Figure record extracts
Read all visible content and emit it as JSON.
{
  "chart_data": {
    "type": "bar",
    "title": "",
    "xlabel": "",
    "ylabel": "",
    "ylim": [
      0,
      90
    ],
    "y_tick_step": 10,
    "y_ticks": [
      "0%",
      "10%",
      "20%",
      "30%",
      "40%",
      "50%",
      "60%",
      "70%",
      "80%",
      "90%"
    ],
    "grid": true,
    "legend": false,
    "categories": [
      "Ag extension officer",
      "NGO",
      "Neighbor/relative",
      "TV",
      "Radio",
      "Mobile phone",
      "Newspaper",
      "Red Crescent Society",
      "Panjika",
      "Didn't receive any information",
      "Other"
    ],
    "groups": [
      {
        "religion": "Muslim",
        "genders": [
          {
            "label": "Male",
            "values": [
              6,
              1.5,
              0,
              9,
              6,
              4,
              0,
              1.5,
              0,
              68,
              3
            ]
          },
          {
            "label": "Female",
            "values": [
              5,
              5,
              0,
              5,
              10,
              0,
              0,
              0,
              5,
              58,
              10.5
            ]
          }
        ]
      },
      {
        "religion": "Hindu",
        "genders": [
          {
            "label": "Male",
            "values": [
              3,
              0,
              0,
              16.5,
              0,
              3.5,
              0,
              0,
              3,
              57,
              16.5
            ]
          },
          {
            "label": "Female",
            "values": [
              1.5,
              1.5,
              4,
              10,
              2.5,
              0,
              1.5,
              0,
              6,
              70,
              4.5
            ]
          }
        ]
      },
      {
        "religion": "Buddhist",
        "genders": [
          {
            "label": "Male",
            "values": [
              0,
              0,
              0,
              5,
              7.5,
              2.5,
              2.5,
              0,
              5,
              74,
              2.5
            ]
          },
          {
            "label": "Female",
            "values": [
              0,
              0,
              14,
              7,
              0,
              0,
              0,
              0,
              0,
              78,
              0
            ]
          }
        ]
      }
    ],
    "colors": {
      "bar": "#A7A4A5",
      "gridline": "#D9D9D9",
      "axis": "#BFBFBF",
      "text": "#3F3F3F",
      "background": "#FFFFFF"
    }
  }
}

- WORK TO BE COMPLETED -
Please output the complete data exactly.

- THE RESULT -
Read all visible content and emit it as JSON.
{
  "chart_data": {
    "type": "bar",
    "title": "",
    "xlabel": "",
    "ylabel": "",
    "ylim": [
      0,
      90
    ],
    "y_tick_step": 10,
    "y_ticks": [
      "0%",
      "10%",
      "20%",
      "30%",
      "40%",
      "50%",
      "60%",
      "70%",
      "80%",
      "90%"
    ],
    "grid": true,
    "legend": false,
    "categories": [
      "Ag extension officer",
      "NGO",
      "Neighbor/relative",
      "TV",
      "Radio",
      "Mobile phone",
      "Newspaper",
      "Red Crescent Society",
      "Panjika",
      "Didn't receive any information",
      "Other"
    ],
    "groups": [
      {
        "religion": "Muslim",
        "genders": [
          {
            "label": "Male",
            "values": [
              6,
              1.5,
              0,
              9,
              6,
              4,
              0,
              1.5,
              0,
              68,
              3
            ]
          },
          {
            "label": "Female",
            "values": [
              5,
              5,
              0,
              5,
              10,
              0,
              0,
              0,
              5,
              58,
              10.5
            ]
          }
        ]
      },
      {
        "religion": "Hindu",
        "genders": [
          {
            "label": "Male",
            "values": [
              3,
              0,
              0,
              16.5,
              0,
              3.5,
              0,
              0,
              3,
              57,
              16.5
            ]
          },
          {
            "label": "Female",
            "values": [
              1.5,
              1.5,
              4,
              10,
              2.5,
              0,
              1.5,
              0,
              6,
              70,
              4.5
            ]
          }
        ]
      },
      {
        "religion": "Buddhist",
        "genders": [
          {
            "label": "Male",
            "values": [
              0,
              0,
              0,
              5,
              7.5,
              2.5,
              2.5,
              0,
              5,
              74,
              2.5
            ]
          },
          {
            "label": "Female",
            "values": [
              0,
              0,
              14,
              7,
              0,
              0,
              0,
              0,
              0,
              78,
              0
            ]
          }
        ]
      }
    ],
    "colors": {
      "bar": "#A7A4A5",
      "gridline": "#D9D9D9",
      "axis": "#BFBFBF",
      "text": "#3F3F3F",
      "background": "#FFFFFF"
    }
  }
}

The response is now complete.